**Request**
Transcribe the records that follow exactly. Skip the pictures.

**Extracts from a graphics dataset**
§ §

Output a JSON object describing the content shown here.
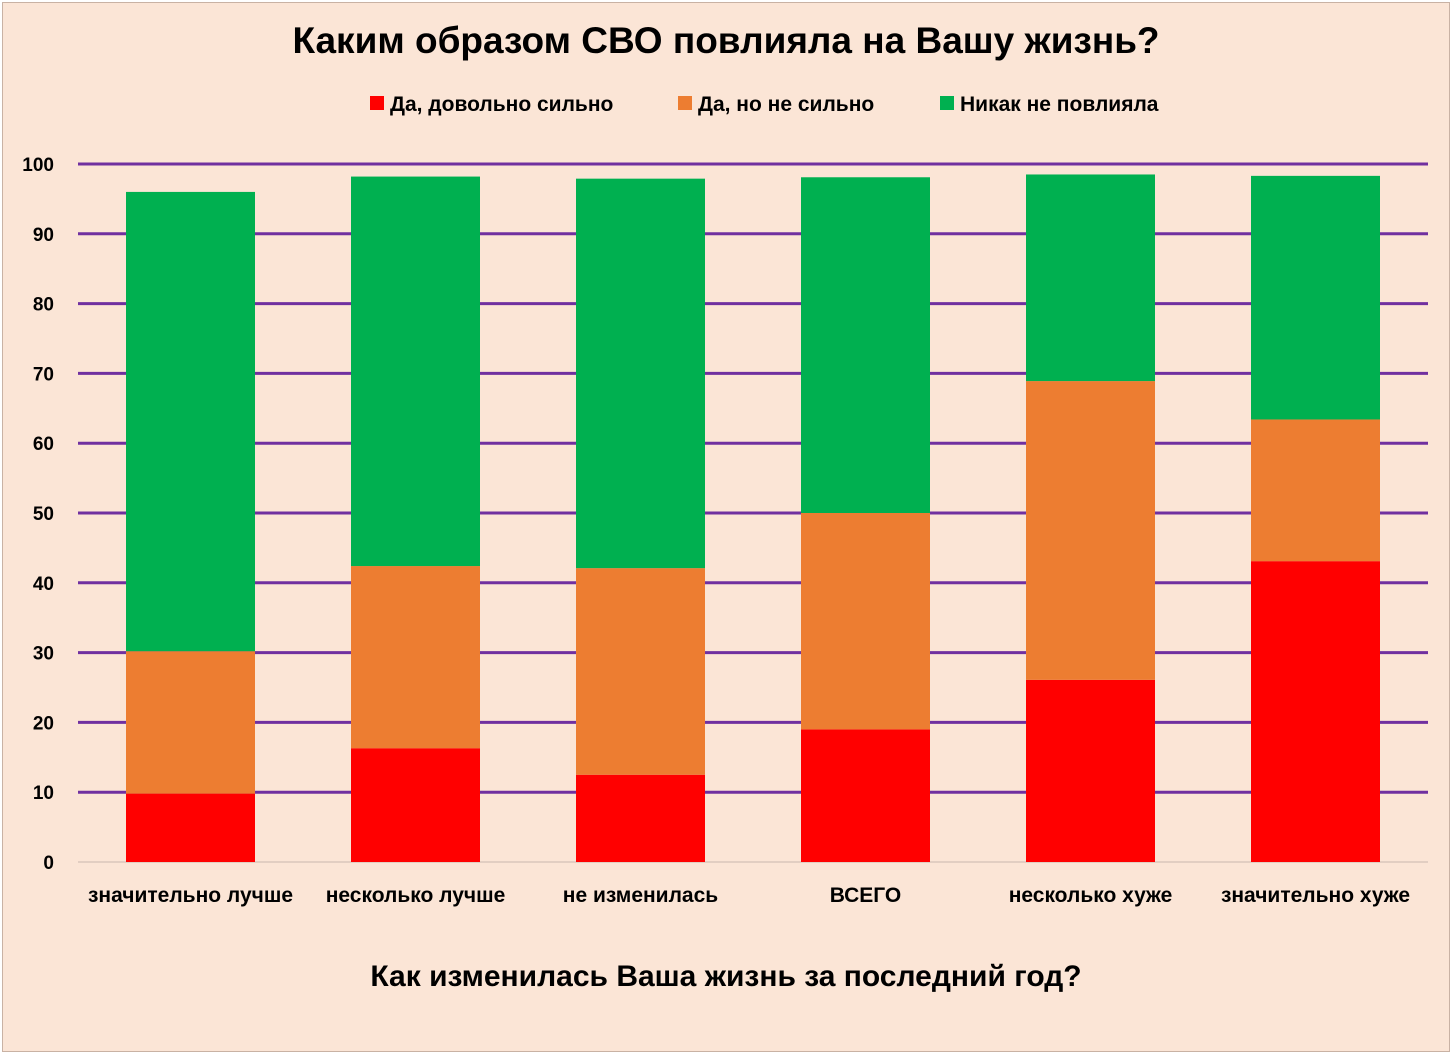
{
  "chart_data": {
    "type": "bar",
    "stacked": true,
    "title": "Каким образом СВО повлияла на Вашу жизнь?",
    "xlabel": "Как изменилась Ваша жизнь за последний год?",
    "ylabel": "",
    "ylim": [
      0,
      100
    ],
    "yticks": [
      "0",
      "10",
      "20",
      "30",
      "40",
      "50",
      "60",
      "70",
      "80",
      "90",
      "100"
    ],
    "grid": true,
    "legend_position": "top",
    "categories": [
      "значительно лучше",
      "несколько лучше",
      "не изменилась",
      "ВСЕГО",
      "несколько хуже",
      "значительно хуже"
    ],
    "series": [
      {
        "name": "Да, довольно сильно",
        "color": "#ff0000",
        "values": [
          9.8,
          16.3,
          12.5,
          19.0,
          26.1,
          43.1
        ]
      },
      {
        "name": "Да, но не сильно",
        "color": "#ed7d31",
        "values": [
          20.4,
          26.1,
          29.6,
          31.0,
          42.8,
          20.3
        ]
      },
      {
        "name": "Никак не повлияла",
        "color": "#00b050",
        "values": [
          65.8,
          55.8,
          55.8,
          48.1,
          29.6,
          34.9
        ]
      }
    ],
    "gridline_color": "#7030a0"
  }
}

§ §

**Full response**
Output a JSON object describing the content shown here.
{
  "chart_data": {
    "type": "bar",
    "stacked": true,
    "title": "Каким образом СВО повлияла на Вашу жизнь?",
    "xlabel": "Как изменилась Ваша жизнь за последний год?",
    "ylabel": "",
    "ylim": [
      0,
      100
    ],
    "yticks": [
      "0",
      "10",
      "20",
      "30",
      "40",
      "50",
      "60",
      "70",
      "80",
      "90",
      "100"
    ],
    "grid": true,
    "legend_position": "top",
    "categories": [
      "значительно лучше",
      "несколько лучше",
      "не изменилась",
      "ВСЕГО",
      "несколько хуже",
      "значительно хуже"
    ],
    "series": [
      {
        "name": "Да, довольно сильно",
        "color": "#ff0000",
        "values": [
          9.8,
          16.3,
          12.5,
          19.0,
          26.1,
          43.1
        ]
      },
      {
        "name": "Да, но не сильно",
        "color": "#ed7d31",
        "values": [
          20.4,
          26.1,
          29.6,
          31.0,
          42.8,
          20.3
        ]
      },
      {
        "name": "Никак не повлияла",
        "color": "#00b050",
        "values": [
          65.8,
          55.8,
          55.8,
          48.1,
          29.6,
          34.9
        ]
      }
    ],
    "gridline_color": "#7030a0"
  }
}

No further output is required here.